Check each line of the material. Copy those containing "measured".
▼
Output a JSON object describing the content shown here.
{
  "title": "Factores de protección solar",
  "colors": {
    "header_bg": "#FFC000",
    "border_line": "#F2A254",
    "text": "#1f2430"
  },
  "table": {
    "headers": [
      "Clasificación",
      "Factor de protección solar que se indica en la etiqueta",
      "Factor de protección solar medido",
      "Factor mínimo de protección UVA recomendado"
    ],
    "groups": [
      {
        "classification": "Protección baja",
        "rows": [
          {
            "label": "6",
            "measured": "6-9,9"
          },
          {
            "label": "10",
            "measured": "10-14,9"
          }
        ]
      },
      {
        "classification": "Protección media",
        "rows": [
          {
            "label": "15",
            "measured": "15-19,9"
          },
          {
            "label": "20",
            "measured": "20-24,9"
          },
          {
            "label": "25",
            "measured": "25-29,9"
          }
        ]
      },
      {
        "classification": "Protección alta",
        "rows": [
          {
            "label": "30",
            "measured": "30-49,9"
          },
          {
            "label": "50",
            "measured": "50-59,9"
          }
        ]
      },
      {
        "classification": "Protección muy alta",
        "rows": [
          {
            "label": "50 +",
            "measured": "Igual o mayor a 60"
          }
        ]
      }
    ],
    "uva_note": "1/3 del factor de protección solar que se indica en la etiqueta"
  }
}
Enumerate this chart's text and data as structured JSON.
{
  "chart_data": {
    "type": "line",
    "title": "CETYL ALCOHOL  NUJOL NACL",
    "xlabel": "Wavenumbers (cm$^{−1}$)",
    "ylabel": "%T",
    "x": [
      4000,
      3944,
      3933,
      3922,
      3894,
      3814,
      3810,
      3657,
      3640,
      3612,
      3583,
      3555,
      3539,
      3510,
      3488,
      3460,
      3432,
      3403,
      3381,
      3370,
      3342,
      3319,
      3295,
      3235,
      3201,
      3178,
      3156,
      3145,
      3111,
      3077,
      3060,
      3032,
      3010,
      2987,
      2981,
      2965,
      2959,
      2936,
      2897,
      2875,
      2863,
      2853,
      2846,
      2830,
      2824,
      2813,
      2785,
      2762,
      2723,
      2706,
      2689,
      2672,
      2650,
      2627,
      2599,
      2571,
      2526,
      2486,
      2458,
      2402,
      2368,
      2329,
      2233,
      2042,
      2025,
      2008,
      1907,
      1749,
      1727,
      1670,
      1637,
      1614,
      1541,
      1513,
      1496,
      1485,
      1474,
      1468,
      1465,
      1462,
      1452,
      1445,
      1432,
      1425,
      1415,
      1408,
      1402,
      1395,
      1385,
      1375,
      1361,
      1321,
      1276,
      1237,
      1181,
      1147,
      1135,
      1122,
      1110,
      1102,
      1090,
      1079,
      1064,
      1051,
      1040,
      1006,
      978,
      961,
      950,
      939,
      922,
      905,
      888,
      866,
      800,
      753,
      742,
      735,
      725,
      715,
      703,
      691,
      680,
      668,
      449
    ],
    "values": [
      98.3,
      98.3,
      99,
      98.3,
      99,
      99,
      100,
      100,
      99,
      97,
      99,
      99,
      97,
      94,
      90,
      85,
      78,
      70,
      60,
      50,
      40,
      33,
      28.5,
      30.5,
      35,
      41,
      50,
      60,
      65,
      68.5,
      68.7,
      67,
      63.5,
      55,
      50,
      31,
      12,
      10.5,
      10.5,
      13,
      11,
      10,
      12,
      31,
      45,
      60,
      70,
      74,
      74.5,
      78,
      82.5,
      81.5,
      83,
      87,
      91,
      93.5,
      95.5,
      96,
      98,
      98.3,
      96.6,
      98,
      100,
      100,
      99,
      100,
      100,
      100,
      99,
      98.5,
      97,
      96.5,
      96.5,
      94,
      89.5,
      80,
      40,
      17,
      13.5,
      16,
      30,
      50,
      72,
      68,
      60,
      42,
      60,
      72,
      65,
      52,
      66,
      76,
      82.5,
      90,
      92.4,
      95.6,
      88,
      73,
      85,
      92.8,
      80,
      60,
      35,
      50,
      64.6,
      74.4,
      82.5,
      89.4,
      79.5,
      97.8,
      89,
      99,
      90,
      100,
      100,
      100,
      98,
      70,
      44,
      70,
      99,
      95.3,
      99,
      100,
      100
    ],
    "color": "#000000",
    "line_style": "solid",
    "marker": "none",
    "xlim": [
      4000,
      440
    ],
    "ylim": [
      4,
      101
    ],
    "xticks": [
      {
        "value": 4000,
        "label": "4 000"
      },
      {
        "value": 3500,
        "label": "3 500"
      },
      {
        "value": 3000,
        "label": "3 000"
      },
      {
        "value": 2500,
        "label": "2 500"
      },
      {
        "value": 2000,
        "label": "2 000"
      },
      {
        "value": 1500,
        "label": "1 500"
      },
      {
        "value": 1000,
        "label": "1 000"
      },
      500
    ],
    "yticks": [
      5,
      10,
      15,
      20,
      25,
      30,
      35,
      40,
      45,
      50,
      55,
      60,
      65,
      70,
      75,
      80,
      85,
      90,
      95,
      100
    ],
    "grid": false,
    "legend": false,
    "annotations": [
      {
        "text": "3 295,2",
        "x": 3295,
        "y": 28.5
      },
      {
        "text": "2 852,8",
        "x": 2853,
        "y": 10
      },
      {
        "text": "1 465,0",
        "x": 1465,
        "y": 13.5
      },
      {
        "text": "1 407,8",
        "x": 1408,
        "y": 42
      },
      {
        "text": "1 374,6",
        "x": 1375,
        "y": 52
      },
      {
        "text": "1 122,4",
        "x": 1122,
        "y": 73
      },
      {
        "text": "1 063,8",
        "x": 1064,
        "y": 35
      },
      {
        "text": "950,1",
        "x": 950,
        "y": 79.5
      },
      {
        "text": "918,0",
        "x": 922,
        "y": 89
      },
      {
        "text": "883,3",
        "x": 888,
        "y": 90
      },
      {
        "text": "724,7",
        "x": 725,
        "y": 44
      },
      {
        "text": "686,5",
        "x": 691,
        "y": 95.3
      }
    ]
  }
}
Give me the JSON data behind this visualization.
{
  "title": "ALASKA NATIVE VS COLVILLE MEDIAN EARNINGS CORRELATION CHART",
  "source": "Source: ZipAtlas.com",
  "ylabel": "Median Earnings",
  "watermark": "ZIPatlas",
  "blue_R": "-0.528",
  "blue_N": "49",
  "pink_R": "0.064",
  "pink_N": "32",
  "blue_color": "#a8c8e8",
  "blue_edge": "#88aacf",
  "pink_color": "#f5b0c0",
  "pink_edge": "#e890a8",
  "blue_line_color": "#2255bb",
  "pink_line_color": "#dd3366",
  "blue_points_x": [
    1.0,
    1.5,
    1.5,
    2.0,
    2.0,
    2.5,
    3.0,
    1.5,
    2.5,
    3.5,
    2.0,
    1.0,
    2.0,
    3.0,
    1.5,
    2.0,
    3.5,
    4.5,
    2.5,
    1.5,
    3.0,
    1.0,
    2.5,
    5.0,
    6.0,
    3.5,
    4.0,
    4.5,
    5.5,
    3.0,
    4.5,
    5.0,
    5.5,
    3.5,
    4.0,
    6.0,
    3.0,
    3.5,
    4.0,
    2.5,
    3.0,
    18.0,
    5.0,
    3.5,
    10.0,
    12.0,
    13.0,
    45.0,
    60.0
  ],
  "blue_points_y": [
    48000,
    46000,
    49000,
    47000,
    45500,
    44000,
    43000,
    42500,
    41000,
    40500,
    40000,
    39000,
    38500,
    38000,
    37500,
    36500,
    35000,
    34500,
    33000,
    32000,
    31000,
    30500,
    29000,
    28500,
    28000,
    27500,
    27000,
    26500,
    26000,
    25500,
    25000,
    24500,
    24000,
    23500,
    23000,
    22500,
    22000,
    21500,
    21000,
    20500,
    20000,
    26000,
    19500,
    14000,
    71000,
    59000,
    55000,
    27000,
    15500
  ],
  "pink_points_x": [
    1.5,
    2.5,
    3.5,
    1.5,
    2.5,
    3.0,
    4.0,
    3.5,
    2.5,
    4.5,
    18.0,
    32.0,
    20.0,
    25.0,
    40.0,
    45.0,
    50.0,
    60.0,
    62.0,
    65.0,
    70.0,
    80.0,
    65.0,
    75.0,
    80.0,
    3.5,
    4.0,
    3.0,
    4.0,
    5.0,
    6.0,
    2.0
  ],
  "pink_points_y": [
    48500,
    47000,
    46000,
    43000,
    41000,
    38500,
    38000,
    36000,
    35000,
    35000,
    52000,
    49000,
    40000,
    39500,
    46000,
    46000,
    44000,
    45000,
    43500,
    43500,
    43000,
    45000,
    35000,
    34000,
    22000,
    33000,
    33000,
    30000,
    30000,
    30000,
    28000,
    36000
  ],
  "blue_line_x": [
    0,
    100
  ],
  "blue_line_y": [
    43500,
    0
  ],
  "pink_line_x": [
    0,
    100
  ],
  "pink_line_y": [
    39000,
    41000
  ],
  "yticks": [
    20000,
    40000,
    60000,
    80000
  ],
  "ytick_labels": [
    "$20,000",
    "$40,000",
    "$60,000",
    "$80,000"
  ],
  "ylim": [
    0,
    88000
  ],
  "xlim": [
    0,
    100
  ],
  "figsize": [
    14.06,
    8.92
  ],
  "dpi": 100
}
▲
• RESPONSE FOR THIS EXERCISE:
            "measured": "6-9,9"
            "measured": "10-14,9"
            "measured": "15-19,9"
            "measured": "20-24,9"
            "measured": "25-29,9"
            "measured": "30-49,9"
            "measured": "50-59,9"
            "measured": "Igual o mayor a 60"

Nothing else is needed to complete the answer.